Task to complete: Report, as a bare number, how many lines of the material below contain the word "몸무게를".
-- BEGIN Task inputs --
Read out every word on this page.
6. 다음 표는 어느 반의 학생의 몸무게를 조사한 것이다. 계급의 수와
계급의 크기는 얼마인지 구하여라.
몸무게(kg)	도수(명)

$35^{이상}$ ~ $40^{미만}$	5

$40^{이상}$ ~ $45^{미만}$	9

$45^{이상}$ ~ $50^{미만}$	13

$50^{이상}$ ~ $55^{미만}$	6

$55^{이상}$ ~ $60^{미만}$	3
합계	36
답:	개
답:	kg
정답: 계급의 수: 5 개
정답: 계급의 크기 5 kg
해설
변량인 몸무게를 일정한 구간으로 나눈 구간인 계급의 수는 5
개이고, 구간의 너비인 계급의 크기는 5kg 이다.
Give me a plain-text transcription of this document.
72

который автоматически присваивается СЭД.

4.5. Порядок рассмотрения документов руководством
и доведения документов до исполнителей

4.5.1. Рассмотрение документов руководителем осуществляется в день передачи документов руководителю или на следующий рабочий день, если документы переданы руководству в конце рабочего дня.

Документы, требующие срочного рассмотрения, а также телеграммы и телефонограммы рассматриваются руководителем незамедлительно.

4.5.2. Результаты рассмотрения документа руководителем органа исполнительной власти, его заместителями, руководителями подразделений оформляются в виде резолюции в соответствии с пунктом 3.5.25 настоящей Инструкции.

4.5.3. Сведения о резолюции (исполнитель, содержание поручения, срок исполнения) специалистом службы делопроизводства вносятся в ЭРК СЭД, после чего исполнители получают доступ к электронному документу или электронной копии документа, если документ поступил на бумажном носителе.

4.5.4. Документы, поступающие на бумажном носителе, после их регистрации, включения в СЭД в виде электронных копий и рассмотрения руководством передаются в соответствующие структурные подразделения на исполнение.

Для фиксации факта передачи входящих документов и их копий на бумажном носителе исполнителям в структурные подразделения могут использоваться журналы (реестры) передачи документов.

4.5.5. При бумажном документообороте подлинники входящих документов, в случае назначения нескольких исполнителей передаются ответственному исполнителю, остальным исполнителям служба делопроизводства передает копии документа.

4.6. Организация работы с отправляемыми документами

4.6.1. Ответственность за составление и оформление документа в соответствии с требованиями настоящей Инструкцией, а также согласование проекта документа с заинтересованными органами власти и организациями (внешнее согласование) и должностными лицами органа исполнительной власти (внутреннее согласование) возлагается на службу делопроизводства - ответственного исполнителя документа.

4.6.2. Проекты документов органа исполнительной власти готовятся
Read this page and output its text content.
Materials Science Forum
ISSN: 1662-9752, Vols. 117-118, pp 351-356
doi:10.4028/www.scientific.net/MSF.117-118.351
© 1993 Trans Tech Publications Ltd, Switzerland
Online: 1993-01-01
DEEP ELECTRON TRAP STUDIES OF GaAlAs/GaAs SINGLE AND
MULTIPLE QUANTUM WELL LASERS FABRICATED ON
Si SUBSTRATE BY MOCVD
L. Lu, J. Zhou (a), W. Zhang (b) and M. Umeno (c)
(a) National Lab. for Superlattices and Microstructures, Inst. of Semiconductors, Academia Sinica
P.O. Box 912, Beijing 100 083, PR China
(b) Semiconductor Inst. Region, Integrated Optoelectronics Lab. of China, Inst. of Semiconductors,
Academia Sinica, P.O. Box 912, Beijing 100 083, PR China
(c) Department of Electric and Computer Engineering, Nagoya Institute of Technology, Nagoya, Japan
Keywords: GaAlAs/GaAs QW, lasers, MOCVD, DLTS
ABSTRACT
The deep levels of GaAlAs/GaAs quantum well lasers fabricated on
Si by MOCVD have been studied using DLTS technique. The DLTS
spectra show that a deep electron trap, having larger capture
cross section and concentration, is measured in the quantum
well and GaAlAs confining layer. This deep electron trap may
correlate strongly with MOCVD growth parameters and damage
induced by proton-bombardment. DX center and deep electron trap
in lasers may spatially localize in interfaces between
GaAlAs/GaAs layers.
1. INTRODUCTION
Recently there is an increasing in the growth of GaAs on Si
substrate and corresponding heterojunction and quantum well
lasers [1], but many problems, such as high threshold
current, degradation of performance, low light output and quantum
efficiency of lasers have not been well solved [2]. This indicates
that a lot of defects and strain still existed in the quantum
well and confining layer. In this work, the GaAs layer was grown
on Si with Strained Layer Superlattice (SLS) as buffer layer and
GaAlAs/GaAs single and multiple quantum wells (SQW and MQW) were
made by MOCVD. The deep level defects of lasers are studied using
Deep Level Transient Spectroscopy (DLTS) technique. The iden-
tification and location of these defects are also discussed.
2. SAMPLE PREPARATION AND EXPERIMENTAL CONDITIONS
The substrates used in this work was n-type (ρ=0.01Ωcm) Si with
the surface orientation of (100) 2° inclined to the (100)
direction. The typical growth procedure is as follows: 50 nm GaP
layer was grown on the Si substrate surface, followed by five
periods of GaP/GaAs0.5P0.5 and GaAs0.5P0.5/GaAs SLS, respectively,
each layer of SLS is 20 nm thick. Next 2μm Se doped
-- END Task inputs --
The reply: 2